As is widely known, there are great differences in color between haze images and haze-free images. Therefore, color features are often used to estimate the scene transmission of a haze image in image dehazing. A variety of color-based priors are fully adopted in a single image removal, such as the color-lines prior proposed by Fattal [13], the dark channel prior (DCP) proposed by He [6], and haze-lines prior proposed by Berman [9]. The different kinds of priors can be viewed as a series of color features related to haze density. In fact, although these features can achieve image dehazing effectively, different features have unique limitations. For example, images restored through DCP show color distortion in the sky region. To improve the accuracy of the scene transmission, a variety of color features have been extracted from the haze images to further estimate the transmission in our method: multiscale dark primary color features, haze-lines color features, and RGB channel color features.

3.1.1. Multiscale Dark Primary Color Features

In image dehazing, dark primary color is an important color feature. In most non-sky local areas, some pixels always have very low values in at least one color channel. In this paper, the dark primary color features are defined as:

P_{r} (x) = 1 - \frac{\min_{y \in Ω (x)} (\min_{C \in {R, G, B}} I^{c} (x))}{A}

(4)

where Ω(x) denotes the local patches centered on x, of which the size is r × r. I^c(x) represents the components of haze image I(x) under the color channel C. P_r(x) denotes the DCP color feature map, which denotes the dark primary color features of local patches of the size of r × r and is used to estimate the scene transmission t(x). Since r is directly related to the estimation of the transmission t(x), we adopt multiscale dark primary color features to estimate the transmission t(x). Different scales of dark primary color features can reflect more information of the scene transmission t(x). Different scales of the DCP color feature maps P_r(x) are shown in Figure 4. It is apparent that the DCP color feature maps approximately reflect the distribution of haze in the image. The brighter the area in the image, the higher the haze density is. At the same time, r has an important influence on the shape of DCP color feature maps.

3.1.2. Haze-Lines Color Features

Berman [9] clusters the RGB values of individual images in the Berkeley Segmentation Database, which contains a variety of haze-free images. It is found that a clear natural image can be represented by hundreds of different RGB values at most, and different clusters can be formed in RGB space. For a given cluster, the pixels belonging to the cluster are nonlocal and distributed in different locations of the entire image. Under the influence of haze, the distance from pixels located in different regions of the image to the camera is different. The pixels that belong to the same color cluster finally correspond to different RGB values instead of clustering into one cluster. There is a line in RGB space called the haze-line. We can estimate the transmission according to the color features in the image and the position of the pixels on its haze-line.

### Listed entries
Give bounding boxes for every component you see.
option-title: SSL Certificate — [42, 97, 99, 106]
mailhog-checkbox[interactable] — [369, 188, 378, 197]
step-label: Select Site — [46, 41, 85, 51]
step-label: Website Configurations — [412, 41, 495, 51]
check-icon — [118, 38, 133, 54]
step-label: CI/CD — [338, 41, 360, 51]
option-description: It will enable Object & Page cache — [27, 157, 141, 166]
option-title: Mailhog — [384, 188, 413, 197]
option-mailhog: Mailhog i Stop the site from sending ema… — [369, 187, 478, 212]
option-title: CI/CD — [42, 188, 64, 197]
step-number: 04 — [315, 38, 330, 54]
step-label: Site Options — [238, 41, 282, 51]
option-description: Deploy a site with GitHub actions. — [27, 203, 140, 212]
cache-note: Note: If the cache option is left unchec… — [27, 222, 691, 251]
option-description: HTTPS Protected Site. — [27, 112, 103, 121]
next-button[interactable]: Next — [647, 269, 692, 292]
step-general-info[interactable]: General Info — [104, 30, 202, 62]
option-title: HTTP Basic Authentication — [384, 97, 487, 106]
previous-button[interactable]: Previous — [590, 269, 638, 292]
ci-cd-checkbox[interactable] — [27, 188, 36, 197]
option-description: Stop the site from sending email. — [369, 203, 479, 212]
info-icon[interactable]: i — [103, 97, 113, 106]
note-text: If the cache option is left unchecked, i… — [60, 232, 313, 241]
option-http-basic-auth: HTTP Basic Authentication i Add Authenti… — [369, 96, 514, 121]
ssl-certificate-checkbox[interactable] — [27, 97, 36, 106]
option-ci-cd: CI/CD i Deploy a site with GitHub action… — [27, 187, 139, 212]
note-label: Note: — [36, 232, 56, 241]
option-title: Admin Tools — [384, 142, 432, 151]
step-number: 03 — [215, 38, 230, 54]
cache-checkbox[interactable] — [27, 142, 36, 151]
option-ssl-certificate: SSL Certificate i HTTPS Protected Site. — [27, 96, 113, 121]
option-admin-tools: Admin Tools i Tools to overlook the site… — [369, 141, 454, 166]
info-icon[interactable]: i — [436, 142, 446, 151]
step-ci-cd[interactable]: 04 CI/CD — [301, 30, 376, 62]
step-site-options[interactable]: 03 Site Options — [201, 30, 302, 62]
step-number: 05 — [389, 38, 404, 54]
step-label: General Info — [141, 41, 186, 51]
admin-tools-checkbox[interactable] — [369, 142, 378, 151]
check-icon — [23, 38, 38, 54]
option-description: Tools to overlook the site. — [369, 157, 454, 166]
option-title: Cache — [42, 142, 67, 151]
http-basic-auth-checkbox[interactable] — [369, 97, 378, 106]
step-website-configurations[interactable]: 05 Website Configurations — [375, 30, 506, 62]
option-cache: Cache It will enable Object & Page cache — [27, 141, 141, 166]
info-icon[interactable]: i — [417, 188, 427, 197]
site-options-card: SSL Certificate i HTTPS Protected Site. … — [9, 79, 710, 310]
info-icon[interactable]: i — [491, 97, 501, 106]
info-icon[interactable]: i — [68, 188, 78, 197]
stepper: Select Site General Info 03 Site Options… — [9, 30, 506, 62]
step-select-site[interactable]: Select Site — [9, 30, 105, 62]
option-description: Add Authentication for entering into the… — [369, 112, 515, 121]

### Task goal
Copy the dehazing text word for word from "3.1.2. Haze-Lines Color" to "on its haze-line.".

### Reply
3.1.2. Haze-Lines Color Features

Berman [9] clusters the RGB values of individual images in the Berkeley Segmentation Database, which contains a variety of haze-free images. It is found that a clear natural image can be represented by hundreds of different RGB values at most, and different clusters can be formed in RGB space. For a given cluster, the pixels belonging to the cluster are nonlocal and distributed in different locations of the entire image. Under the influence of haze, the distance from pixels located in different regions of the image to the camera is different. The pixels that belong to the same color cluster finally correspond to different RGB values instead of clustering into one cluster. There is a line in RGB space called the haze-line. We can estimate the transmission according to the color features in the image and the position of the pixels on its haze-line.